→ **EXTRACTED ENTRIES**

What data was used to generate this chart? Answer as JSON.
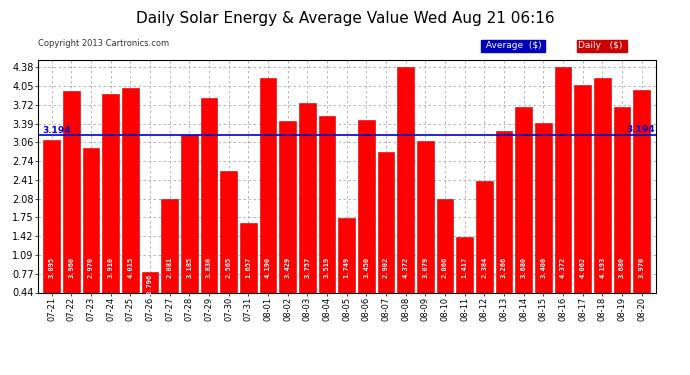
{
  "title": "Daily Solar Energy & Average Value Wed Aug 21 06:16",
  "copyright": "Copyright 2013 Cartronics.com",
  "categories": [
    "07-21",
    "07-22",
    "07-23",
    "07-24",
    "07-25",
    "07-26",
    "07-27",
    "07-28",
    "07-29",
    "07-30",
    "07-31",
    "08-01",
    "08-02",
    "08-03",
    "08-04",
    "08-05",
    "08-06",
    "08-07",
    "08-08",
    "08-09",
    "08-10",
    "08-11",
    "08-12",
    "08-13",
    "08-14",
    "08-15",
    "08-16",
    "08-17",
    "08-18",
    "08-19",
    "08-20"
  ],
  "values": [
    3.095,
    3.96,
    2.97,
    3.91,
    4.015,
    0.796,
    2.081,
    3.185,
    3.83,
    2.565,
    1.657,
    4.19,
    3.429,
    3.757,
    3.519,
    1.749,
    3.45,
    2.902,
    4.372,
    3.079,
    2.066,
    1.417,
    2.384,
    3.266,
    3.68,
    3.4,
    4.372,
    4.062,
    4.193,
    3.68,
    3.97
  ],
  "average": 3.194,
  "bar_color": "#ff0000",
  "bar_edge_color": "#cc0000",
  "average_line_color": "#0000cc",
  "background_color": "#ffffff",
  "grid_color": "#aaaaaa",
  "yticks": [
    0.44,
    0.77,
    1.09,
    1.42,
    1.75,
    2.08,
    2.41,
    2.74,
    3.06,
    3.39,
    3.72,
    4.05,
    4.38
  ],
  "legend_avg_bg": "#0000bb",
  "legend_daily_bg": "#cc0000",
  "title_fontsize": 11,
  "copyright_fontsize": 6,
  "bar_label_fontsize": 5.0,
  "xlabel_fontsize": 6,
  "ylabel_fontsize": 7
}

→ **AIM**
Nothing in the entries should change as you copy them, except that the pictures are left out.

→ **FINAL ANSWER**
What data was used to generate this chart? Answer as JSON.
{
  "title": "Daily Solar Energy & Average Value Wed Aug 21 06:16",
  "copyright": "Copyright 2013 Cartronics.com",
  "categories": [
    "07-21",
    "07-22",
    "07-23",
    "07-24",
    "07-25",
    "07-26",
    "07-27",
    "07-28",
    "07-29",
    "07-30",
    "07-31",
    "08-01",
    "08-02",
    "08-03",
    "08-04",
    "08-05",
    "08-06",
    "08-07",
    "08-08",
    "08-09",
    "08-10",
    "08-11",
    "08-12",
    "08-13",
    "08-14",
    "08-15",
    "08-16",
    "08-17",
    "08-18",
    "08-19",
    "08-20"
  ],
  "values": [
    3.095,
    3.96,
    2.97,
    3.91,
    4.015,
    0.796,
    2.081,
    3.185,
    3.83,
    2.565,
    1.657,
    4.19,
    3.429,
    3.757,
    3.519,
    1.749,
    3.45,
    2.902,
    4.372,
    3.079,
    2.066,
    1.417,
    2.384,
    3.266,
    3.68,
    3.4,
    4.372,
    4.062,
    4.193,
    3.68,
    3.97
  ],
  "average": 3.194,
  "bar_color": "#ff0000",
  "bar_edge_color": "#cc0000",
  "average_line_color": "#0000cc",
  "background_color": "#ffffff",
  "grid_color": "#aaaaaa",
  "yticks": [
    0.44,
    0.77,
    1.09,
    1.42,
    1.75,
    2.08,
    2.41,
    2.74,
    3.06,
    3.39,
    3.72,
    4.05,
    4.38
  ],
  "legend_avg_bg": "#0000bb",
  "legend_daily_bg": "#cc0000",
  "title_fontsize": 11,
  "copyright_fontsize": 6,
  "bar_label_fontsize": 5.0,
  "xlabel_fontsize": 6,
  "ylabel_fontsize": 7
}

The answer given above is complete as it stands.